__WHAT TO PRODUCE__.
Filter the entries below, keeping only lines with the word "JSON".

## BEGIN MATERIAL FOR THIS EXERCISE

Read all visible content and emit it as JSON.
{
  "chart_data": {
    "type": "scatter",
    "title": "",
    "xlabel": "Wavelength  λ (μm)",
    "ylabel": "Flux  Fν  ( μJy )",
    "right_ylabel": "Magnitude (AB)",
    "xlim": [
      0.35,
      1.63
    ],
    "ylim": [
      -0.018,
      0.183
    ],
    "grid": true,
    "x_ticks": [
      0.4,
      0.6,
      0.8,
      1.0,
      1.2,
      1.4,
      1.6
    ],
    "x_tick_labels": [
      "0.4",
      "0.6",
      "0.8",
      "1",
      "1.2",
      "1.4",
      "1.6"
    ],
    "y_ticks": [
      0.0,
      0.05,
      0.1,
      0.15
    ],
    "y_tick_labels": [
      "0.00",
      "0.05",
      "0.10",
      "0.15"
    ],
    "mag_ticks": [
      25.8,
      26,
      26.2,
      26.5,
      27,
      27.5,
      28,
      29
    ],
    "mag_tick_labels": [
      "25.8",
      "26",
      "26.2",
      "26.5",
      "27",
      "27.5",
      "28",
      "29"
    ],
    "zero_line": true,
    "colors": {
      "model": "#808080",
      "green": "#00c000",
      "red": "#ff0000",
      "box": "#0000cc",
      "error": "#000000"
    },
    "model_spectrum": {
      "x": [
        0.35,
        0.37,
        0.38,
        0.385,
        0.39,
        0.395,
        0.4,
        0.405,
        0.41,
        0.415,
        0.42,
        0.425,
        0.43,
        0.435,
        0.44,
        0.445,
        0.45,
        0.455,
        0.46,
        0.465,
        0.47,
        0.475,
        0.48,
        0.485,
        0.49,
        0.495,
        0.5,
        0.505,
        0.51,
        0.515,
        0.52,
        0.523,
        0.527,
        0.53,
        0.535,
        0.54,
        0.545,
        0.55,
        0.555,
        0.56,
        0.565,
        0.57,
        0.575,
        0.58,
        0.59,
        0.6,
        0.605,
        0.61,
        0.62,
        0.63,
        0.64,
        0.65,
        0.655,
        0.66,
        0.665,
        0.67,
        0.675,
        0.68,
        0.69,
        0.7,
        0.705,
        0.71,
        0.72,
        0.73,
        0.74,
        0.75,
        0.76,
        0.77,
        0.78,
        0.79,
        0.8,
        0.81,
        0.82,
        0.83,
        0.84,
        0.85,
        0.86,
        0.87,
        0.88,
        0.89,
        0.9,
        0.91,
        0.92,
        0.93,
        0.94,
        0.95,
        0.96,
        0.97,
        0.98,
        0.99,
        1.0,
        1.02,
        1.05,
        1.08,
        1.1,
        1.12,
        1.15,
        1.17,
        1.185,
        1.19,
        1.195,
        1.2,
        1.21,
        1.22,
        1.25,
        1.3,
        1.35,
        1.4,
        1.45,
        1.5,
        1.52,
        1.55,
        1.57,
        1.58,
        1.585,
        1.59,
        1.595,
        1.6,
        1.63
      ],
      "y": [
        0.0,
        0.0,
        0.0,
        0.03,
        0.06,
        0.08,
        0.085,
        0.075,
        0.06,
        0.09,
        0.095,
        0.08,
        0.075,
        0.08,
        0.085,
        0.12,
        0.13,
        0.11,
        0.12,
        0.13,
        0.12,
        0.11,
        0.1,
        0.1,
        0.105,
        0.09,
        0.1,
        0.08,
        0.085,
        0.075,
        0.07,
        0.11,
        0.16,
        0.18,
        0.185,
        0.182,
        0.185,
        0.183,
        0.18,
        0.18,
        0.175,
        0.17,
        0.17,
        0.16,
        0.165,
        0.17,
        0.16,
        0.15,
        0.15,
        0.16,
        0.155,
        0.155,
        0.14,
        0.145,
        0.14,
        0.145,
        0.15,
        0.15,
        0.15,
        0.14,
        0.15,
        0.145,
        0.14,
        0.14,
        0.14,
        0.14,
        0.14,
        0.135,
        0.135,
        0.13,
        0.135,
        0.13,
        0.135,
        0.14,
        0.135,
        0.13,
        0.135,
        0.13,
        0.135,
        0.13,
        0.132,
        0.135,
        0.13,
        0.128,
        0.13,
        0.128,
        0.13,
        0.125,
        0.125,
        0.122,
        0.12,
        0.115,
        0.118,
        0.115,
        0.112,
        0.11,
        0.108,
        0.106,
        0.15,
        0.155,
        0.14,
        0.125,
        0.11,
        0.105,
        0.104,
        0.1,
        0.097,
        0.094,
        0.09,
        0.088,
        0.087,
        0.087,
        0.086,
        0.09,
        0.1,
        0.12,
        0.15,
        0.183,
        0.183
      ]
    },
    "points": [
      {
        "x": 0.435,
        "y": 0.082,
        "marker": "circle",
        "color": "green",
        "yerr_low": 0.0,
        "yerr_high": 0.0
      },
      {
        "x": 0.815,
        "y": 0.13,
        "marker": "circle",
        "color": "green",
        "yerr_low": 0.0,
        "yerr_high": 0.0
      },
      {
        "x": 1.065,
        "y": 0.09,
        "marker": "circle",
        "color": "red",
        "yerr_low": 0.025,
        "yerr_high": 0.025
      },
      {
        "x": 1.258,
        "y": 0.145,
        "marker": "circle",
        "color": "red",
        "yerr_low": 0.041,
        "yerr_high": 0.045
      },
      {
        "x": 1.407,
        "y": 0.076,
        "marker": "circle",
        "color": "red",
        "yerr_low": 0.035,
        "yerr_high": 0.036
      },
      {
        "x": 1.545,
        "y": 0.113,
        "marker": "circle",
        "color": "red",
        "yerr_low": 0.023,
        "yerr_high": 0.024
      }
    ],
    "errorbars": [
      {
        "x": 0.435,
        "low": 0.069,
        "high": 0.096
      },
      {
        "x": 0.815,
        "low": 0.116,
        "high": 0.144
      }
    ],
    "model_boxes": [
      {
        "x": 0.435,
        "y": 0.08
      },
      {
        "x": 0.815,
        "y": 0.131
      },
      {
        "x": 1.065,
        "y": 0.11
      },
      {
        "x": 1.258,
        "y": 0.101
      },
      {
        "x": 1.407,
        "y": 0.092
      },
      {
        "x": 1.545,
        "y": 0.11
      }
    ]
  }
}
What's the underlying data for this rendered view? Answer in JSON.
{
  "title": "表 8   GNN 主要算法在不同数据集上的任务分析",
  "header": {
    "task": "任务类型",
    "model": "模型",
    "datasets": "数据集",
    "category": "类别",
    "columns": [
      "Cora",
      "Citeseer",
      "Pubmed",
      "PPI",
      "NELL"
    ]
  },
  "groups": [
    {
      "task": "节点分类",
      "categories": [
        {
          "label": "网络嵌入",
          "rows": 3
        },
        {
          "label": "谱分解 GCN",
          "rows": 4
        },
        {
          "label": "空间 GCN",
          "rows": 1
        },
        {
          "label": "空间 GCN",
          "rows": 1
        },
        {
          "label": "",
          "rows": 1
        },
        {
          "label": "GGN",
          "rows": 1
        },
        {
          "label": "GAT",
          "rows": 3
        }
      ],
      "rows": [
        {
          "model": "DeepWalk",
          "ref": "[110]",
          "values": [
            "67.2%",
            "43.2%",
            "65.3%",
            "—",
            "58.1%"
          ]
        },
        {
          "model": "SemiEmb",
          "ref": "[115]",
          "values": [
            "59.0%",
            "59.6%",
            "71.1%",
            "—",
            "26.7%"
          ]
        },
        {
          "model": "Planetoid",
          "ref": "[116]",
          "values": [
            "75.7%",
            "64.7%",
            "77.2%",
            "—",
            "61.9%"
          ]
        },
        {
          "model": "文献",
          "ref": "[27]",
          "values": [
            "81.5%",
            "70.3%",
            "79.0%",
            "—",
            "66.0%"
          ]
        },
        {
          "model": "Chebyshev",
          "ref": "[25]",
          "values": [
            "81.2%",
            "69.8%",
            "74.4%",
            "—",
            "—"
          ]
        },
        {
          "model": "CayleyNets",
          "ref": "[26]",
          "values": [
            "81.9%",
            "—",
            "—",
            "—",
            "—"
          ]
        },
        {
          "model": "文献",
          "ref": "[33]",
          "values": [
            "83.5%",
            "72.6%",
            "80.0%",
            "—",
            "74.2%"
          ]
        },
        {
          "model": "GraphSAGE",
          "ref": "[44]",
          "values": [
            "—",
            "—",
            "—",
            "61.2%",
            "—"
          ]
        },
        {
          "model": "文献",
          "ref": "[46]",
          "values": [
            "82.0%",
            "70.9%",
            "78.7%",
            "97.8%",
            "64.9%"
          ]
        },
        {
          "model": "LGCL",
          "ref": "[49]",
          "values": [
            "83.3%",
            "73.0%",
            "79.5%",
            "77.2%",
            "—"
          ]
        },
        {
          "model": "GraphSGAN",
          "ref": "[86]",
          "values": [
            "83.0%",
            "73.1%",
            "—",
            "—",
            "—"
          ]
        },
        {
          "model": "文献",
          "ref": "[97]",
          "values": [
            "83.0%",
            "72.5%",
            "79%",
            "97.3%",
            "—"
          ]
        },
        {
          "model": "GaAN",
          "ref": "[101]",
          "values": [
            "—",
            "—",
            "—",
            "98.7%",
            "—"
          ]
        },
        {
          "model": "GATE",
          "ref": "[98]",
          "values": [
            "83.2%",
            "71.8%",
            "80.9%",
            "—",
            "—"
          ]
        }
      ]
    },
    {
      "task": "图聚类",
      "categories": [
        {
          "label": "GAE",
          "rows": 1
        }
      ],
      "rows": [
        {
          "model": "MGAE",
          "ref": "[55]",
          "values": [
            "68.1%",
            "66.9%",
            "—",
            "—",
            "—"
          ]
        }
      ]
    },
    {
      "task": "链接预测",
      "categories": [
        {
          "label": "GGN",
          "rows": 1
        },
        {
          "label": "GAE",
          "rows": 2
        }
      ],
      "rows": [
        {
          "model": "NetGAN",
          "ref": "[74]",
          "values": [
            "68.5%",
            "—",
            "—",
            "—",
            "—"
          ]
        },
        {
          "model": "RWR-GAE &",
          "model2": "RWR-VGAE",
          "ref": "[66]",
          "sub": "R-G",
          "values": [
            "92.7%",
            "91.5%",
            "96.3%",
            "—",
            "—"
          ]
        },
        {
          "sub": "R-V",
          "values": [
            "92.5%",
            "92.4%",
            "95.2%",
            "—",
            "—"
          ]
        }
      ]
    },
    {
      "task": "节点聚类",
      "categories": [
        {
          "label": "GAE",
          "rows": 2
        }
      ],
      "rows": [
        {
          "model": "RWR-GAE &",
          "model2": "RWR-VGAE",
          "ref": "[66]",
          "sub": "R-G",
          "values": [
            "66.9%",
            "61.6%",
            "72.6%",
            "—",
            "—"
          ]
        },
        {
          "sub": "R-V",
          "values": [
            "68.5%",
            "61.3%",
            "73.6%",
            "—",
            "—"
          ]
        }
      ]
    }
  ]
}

## END MATERIAL FOR THIS EXERCISE

__EXPECTED OUTPUT__.
Read all visible content and emit it as JSON.
What's the underlying data for this rendered view? Answer in JSON.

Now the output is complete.